++++ Given records ++++
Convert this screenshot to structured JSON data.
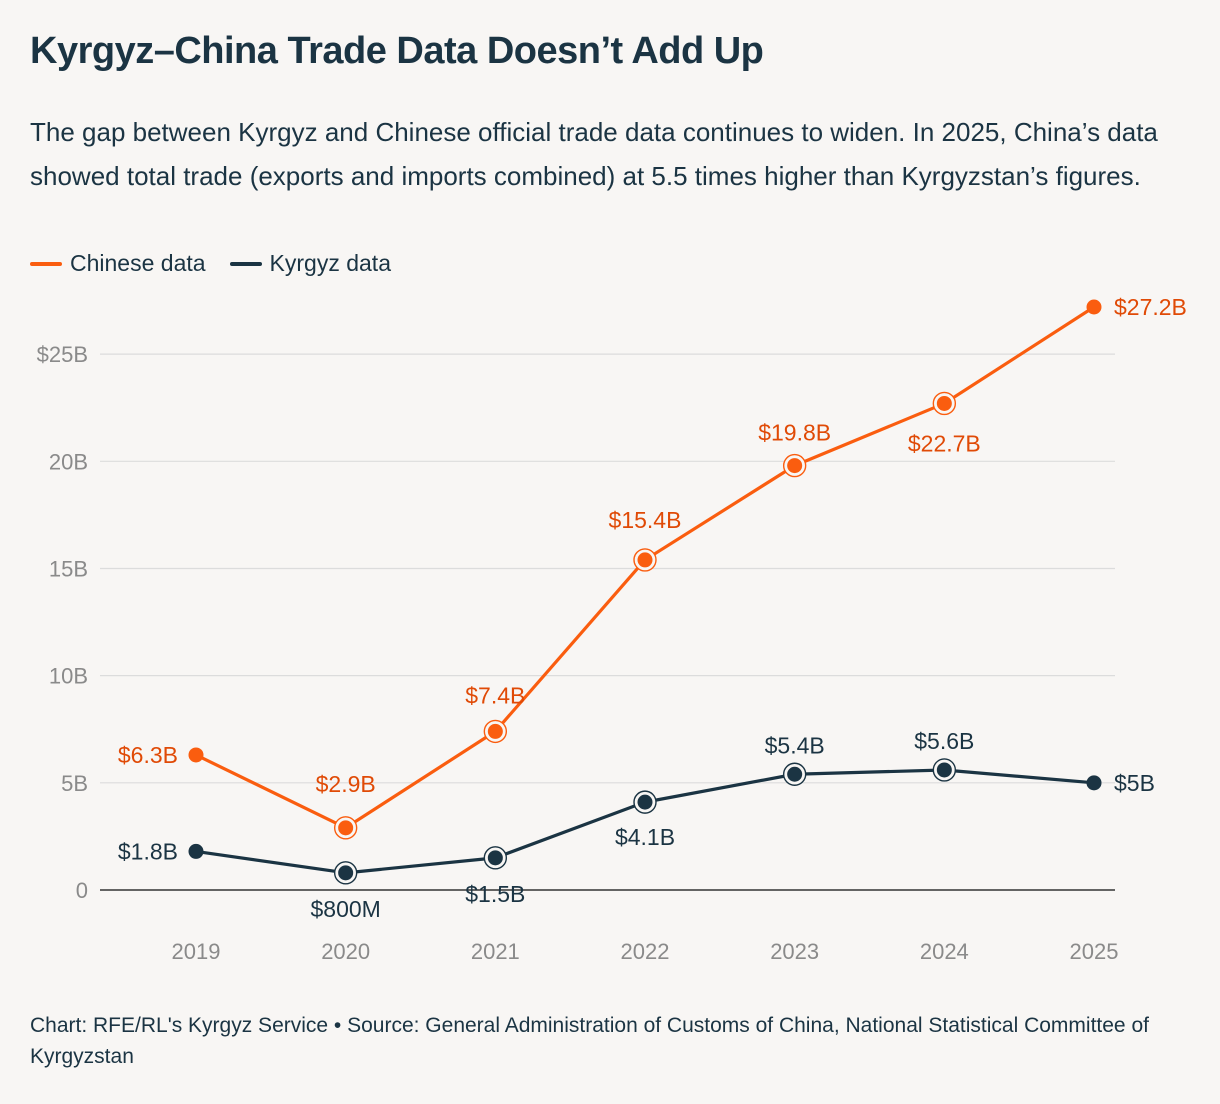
{
  "title": "Kyrgyz–China Trade Data Doesn’t Add Up",
  "subtitle": "The gap between Kyrgyz and Chinese official trade data continues to widen. In 2025, China’s data showed total trade (exports and imports combined) at 5.5 times higher than Kyrgyzstan’s figures.",
  "footer": "Chart: RFE/RL's Kyrgyz Service • Source: General Administration of Customs of China, National Statistical Committee of Kyrgyzstan",
  "colors": {
    "chinese": "#fa5d0f",
    "chinese_label": "#e04a06",
    "kyrgyz": "#1b3443",
    "grid": "#dcdcdc",
    "axis": "#333333",
    "tick": "#8a8a8a"
  },
  "chart_data": {
    "type": "line",
    "x": [
      "2019",
      "2020",
      "2021",
      "2022",
      "2023",
      "2024",
      "2025"
    ],
    "ylim": [
      0,
      27.2
    ],
    "yticks": [
      0,
      5,
      10,
      15,
      20,
      25
    ],
    "ytick_labels": [
      "0",
      "5B",
      "10B",
      "15B",
      "20B",
      "$25B"
    ],
    "legend": "top-left",
    "series": [
      {
        "name": "Chinese data",
        "color_key": "chinese",
        "values": [
          6.3,
          2.9,
          7.4,
          15.4,
          19.8,
          22.7,
          27.2
        ],
        "labels": [
          "$6.3B",
          "$2.9B",
          "$7.4B",
          "$15.4B",
          "$19.8B",
          "$22.7B",
          "$27.2B"
        ]
      },
      {
        "name": "Kyrgyz data",
        "color_key": "kyrgyz",
        "values": [
          1.8,
          0.8,
          1.5,
          4.1,
          5.4,
          5.6,
          5.0
        ],
        "labels": [
          "$1.8B",
          "$800M",
          "$1.5B",
          "$4.1B",
          "$5.4B",
          "$5.6B",
          "$5B"
        ]
      }
    ]
  }
}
++++
*Written request*.
All the material shown above is to be copied exactly, with no pictures carried over.

*Expected answer*.
Convert this screenshot to structured JSON data.
{
  "title": "Kyrgyz–China Trade Data Doesn’t Add Up",
  "subtitle": "The gap between Kyrgyz and Chinese official trade data continues to widen. In 2025, China’s data showed total trade (exports and imports combined) at 5.5 times higher than Kyrgyzstan’s figures.",
  "footer": "Chart: RFE/RL's Kyrgyz Service • Source: General Administration of Customs of China, National Statistical Committee of Kyrgyzstan",
  "colors": {
    "chinese": "#fa5d0f",
    "chinese_label": "#e04a06",
    "kyrgyz": "#1b3443",
    "grid": "#dcdcdc",
    "axis": "#333333",
    "tick": "#8a8a8a"
  },
  "chart_data": {
    "type": "line",
    "x": [
      "2019",
      "2020",
      "2021",
      "2022",
      "2023",
      "2024",
      "2025"
    ],
    "ylim": [
      0,
      27.2
    ],
    "yticks": [
      0,
      5,
      10,
      15,
      20,
      25
    ],
    "ytick_labels": [
      "0",
      "5B",
      "10B",
      "15B",
      "20B",
      "$25B"
    ],
    "legend": "top-left",
    "series": [
      {
        "name": "Chinese data",
        "color_key": "chinese",
        "values": [
          6.3,
          2.9,
          7.4,
          15.4,
          19.8,
          22.7,
          27.2
        ],
        "labels": [
          "$6.3B",
          "$2.9B",
          "$7.4B",
          "$15.4B",
          "$19.8B",
          "$22.7B",
          "$27.2B"
        ]
      },
      {
        "name": "Kyrgyz data",
        "color_key": "kyrgyz",
        "values": [
          1.8,
          0.8,
          1.5,
          4.1,
          5.4,
          5.6,
          5.0
        ],
        "labels": [
          "$1.8B",
          "$800M",
          "$1.5B",
          "$4.1B",
          "$5.4B",
          "$5.6B",
          "$5B"
        ]
      }
    ]
  }
}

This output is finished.